■ The problem ■
Go through the records and show each line where the word "Level" occurs.

Records for the exercise start

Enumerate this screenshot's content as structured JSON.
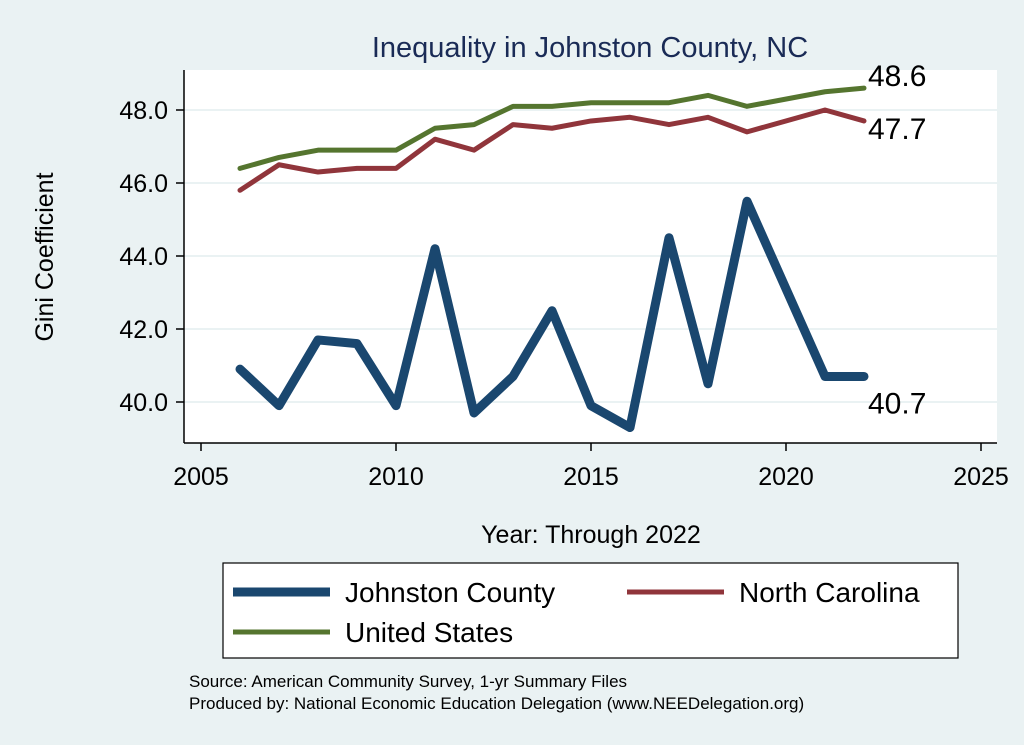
{
  "chart_data": {
    "type": "line",
    "title": "Inequality in Johnston County, NC",
    "xlabel": "Year: Through 2022",
    "ylabel": "Gini Coefficient",
    "xlim": [
      2005,
      2025
    ],
    "ylim": [
      39.0,
      49.0
    ],
    "xticks": [
      2005,
      2010,
      2015,
      2020,
      2025
    ],
    "xtick_labels": [
      "2005",
      "2010",
      "2015",
      "2020",
      "2025"
    ],
    "yticks": [
      40,
      42,
      44,
      46,
      48
    ],
    "ytick_labels": [
      "40.0",
      "42.0",
      "44.0",
      "46.0",
      "48.0"
    ],
    "grid": true,
    "legend_position": "bottom",
    "x": [
      2006,
      2007,
      2008,
      2009,
      2010,
      2011,
      2012,
      2013,
      2014,
      2015,
      2016,
      2017,
      2018,
      2019,
      2021,
      2022
    ],
    "series": [
      {
        "name": "Johnston County",
        "color": "#1a476f",
        "values": [
          40.9,
          39.9,
          41.7,
          41.6,
          39.9,
          44.2,
          39.7,
          40.7,
          42.5,
          39.9,
          39.3,
          44.5,
          40.5,
          45.5,
          40.7,
          40.7
        ],
        "end_label": "40.7"
      },
      {
        "name": "North Carolina",
        "color": "#90353b",
        "values": [
          45.8,
          46.5,
          46.3,
          46.4,
          46.4,
          47.2,
          46.9,
          47.6,
          47.5,
          47.7,
          47.8,
          47.6,
          47.8,
          47.4,
          48.0,
          47.7
        ],
        "end_label": "47.7"
      },
      {
        "name": "United States",
        "color": "#55752f",
        "values": [
          46.4,
          46.7,
          46.9,
          46.9,
          46.9,
          47.5,
          47.6,
          48.1,
          48.1,
          48.2,
          48.2,
          48.2,
          48.4,
          48.1,
          48.5,
          48.6
        ],
        "end_label": "48.6"
      }
    ],
    "notes": [
      "Source: American Community Survey, 1-yr Summary Files",
      "Produced by: National Economic Education Delegation (www.NEEDelegation.org)"
    ]
  }
}
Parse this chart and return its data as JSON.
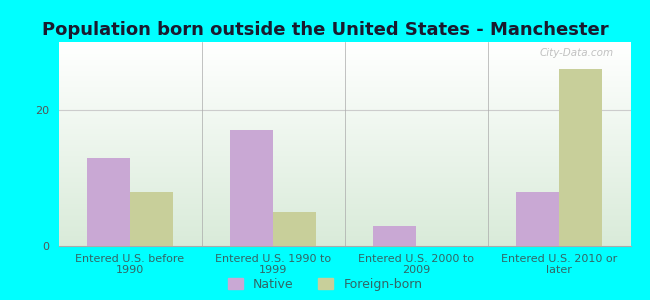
{
  "title": "Population born outside the United States - Manchester",
  "categories": [
    "Entered U.S. before\n1990",
    "Entered U.S. 1990 to\n1999",
    "Entered U.S. 2000 to\n2009",
    "Entered U.S. 2010 or\nlater"
  ],
  "native_values": [
    13,
    17,
    3,
    8
  ],
  "foreign_values": [
    8,
    5,
    0,
    26
  ],
  "native_color": "#c9a8d4",
  "foreign_color": "#c8cf9a",
  "background_outer": "#00ffff",
  "ylim": [
    0,
    30
  ],
  "yticks": [
    0,
    20
  ],
  "bar_width": 0.3,
  "legend_labels": [
    "Native",
    "Foreign-born"
  ],
  "watermark": "City-Data.com",
  "title_fontsize": 13,
  "tick_label_fontsize": 8,
  "legend_fontsize": 9,
  "title_color": "#1a1a2e",
  "tick_color": "#336666"
}
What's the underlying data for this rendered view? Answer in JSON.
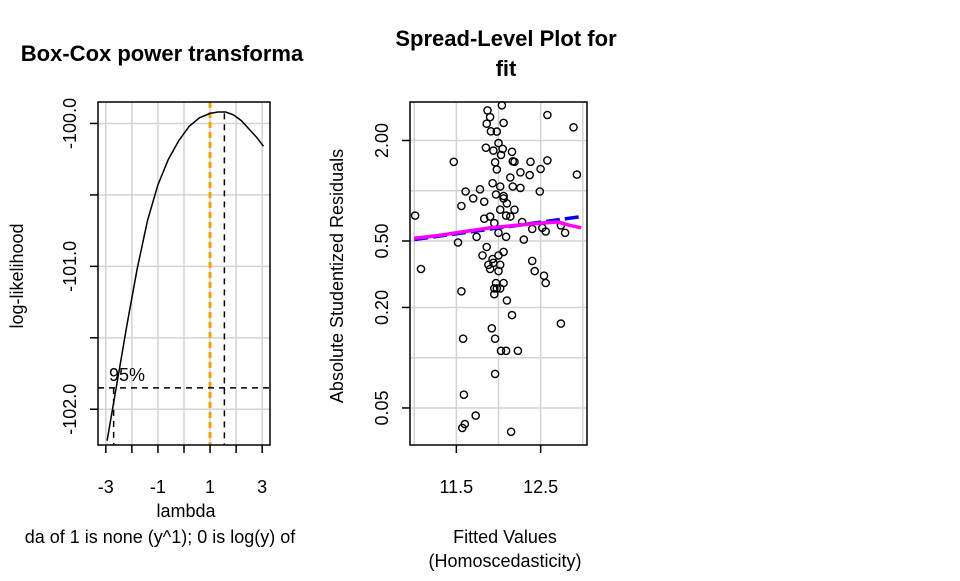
{
  "chart_data": [
    {
      "type": "line",
      "title": "Box-Cox power transforma",
      "xlabel": "lambda",
      "ylabel": "log-likelihood",
      "sub": "da of 1 is none (y^1); 0 is log(y) of",
      "xlim": [
        -3.3,
        3.3
      ],
      "ylim": [
        -102.25,
        -99.85
      ],
      "xticks": [
        -3,
        -2,
        -1,
        0,
        1,
        2,
        3
      ],
      "xticklabels": [
        "-3",
        "",
        "-1",
        "",
        "1",
        "",
        "3"
      ],
      "yticks": [
        -102.0,
        -101.5,
        -101.0,
        -100.5,
        -100.0
      ],
      "yticklabels": [
        "-102.0",
        "",
        "-101.0",
        "",
        "-100.0"
      ],
      "grid": true,
      "ci_label": "95%",
      "ci_threshold": -101.85,
      "lambda_hat": 1.55,
      "ci_lower": -2.7,
      "reference_lambda": 1,
      "reference_color": "#f5a300",
      "curve": {
        "x": [
          -2.95,
          -2.6,
          -2.2,
          -1.8,
          -1.4,
          -1.0,
          -0.6,
          -0.2,
          0.2,
          0.6,
          1.0,
          1.3,
          1.6,
          1.9,
          2.2,
          2.5,
          2.8,
          3.05
        ],
        "y": [
          -102.22,
          -101.85,
          -101.42,
          -101.02,
          -100.68,
          -100.43,
          -100.25,
          -100.12,
          -100.02,
          -99.96,
          -99.93,
          -99.92,
          -99.92,
          -99.94,
          -99.98,
          -100.04,
          -100.1,
          -100.16
        ]
      }
    },
    {
      "type": "scatter",
      "title": "Spread-Level Plot for fit",
      "title_lines": [
        "Spread-Level Plot for",
        "fit"
      ],
      "xlabel": "Fitted Values",
      "sub": "(Homoscedasticity)",
      "ylabel": "Absolute Studentized Residuals",
      "ylog": true,
      "xlim": [
        10.95,
        13.05
      ],
      "ylim": [
        0.03,
        3.4
      ],
      "xticks": [
        11.5,
        12.5
      ],
      "xticklabels": [
        "11.5",
        "12.5"
      ],
      "xgrid": [
        11.0,
        11.5,
        12.0,
        12.5,
        13.0
      ],
      "yticks": [
        0.05,
        0.2,
        0.5,
        2.0
      ],
      "yticklabels": [
        "0.05",
        "0.20",
        "0.50",
        "2.00"
      ],
      "ygrid": [
        0.05,
        0.1,
        0.2,
        0.5,
        1.0,
        2.0
      ],
      "grid": true,
      "points": {
        "x": [
          11.87,
          11.9,
          11.98,
          12.04,
          11.86,
          11.91,
          12.06,
          12.58,
          12.89,
          12.0,
          12.16,
          12.05,
          11.85,
          11.94,
          12.03,
          12.38,
          12.17,
          12.19,
          12.5,
          11.47,
          11.96,
          12.58,
          11.98,
          12.26,
          12.37,
          12.93,
          12.14,
          11.93,
          12.02,
          12.17,
          12.26,
          11.61,
          12.06,
          12.49,
          12.06,
          11.78,
          11.7,
          11.97,
          11.56,
          12.1,
          12.19,
          12.02,
          11.83,
          12.09,
          12.14,
          11.9,
          11.01,
          11.83,
          12.28,
          12.4,
          12.52,
          11.95,
          12.0,
          12.3,
          12.56,
          12.74,
          12.09,
          11.74,
          12.79,
          11.52,
          11.86,
          11.81,
          12.06,
          12.0,
          11.93,
          12.4,
          11.94,
          12.02,
          11.08,
          12.0,
          12.43,
          11.88,
          11.9,
          12.54,
          12.56,
          11.97,
          12.06,
          12.02,
          11.95,
          11.98,
          11.56,
          11.95,
          12.1,
          12.16,
          12.74,
          11.92,
          11.96,
          11.58,
          12.03,
          12.09,
          12.23,
          11.96,
          11.59,
          11.73,
          11.6,
          11.57,
          12.15
        ],
        "y": [
          3.03,
          2.76,
          2.26,
          3.25,
          2.52,
          2.27,
          2.55,
          2.84,
          2.4,
          1.93,
          1.71,
          1.78,
          1.81,
          1.74,
          1.64,
          1.49,
          1.5,
          1.49,
          1.35,
          1.49,
          1.48,
          1.52,
          1.34,
          1.29,
          1.24,
          1.25,
          1.2,
          1.11,
          1.06,
          1.06,
          1.04,
          0.99,
          0.93,
          0.99,
          0.9,
          1.02,
          0.9,
          0.95,
          0.81,
          0.84,
          0.77,
          0.77,
          0.86,
          0.71,
          0.7,
          0.7,
          0.71,
          0.68,
          0.65,
          0.59,
          0.6,
          0.64,
          0.56,
          0.51,
          0.57,
          0.62,
          0.53,
          0.53,
          0.56,
          0.49,
          0.46,
          0.41,
          0.43,
          0.41,
          0.39,
          0.38,
          0.37,
          0.36,
          0.34,
          0.33,
          0.33,
          0.36,
          0.34,
          0.31,
          0.28,
          0.28,
          0.28,
          0.26,
          0.26,
          0.26,
          0.25,
          0.24,
          0.22,
          0.18,
          0.16,
          0.15,
          0.13,
          0.13,
          0.11,
          0.11,
          0.11,
          0.08,
          0.06,
          0.045,
          0.04,
          0.038,
          0.036
        ]
      },
      "fit_line": {
        "color": "#0000ee",
        "x": [
          11.0,
          12.98
        ],
        "y": [
          0.51,
          0.7
        ]
      },
      "smooth_line": {
        "color": "#ff00ff",
        "x": [
          11.0,
          11.3,
          11.6,
          11.9,
          12.2,
          12.5,
          12.7,
          12.85,
          12.98
        ],
        "y": [
          0.52,
          0.54,
          0.57,
          0.6,
          0.62,
          0.64,
          0.65,
          0.62,
          0.6
        ]
      }
    }
  ]
}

Records for the exercise end

■ Response to the exercise ■
      "title": "Spread-Level Plot for fit",
        "Spread-Level Plot for",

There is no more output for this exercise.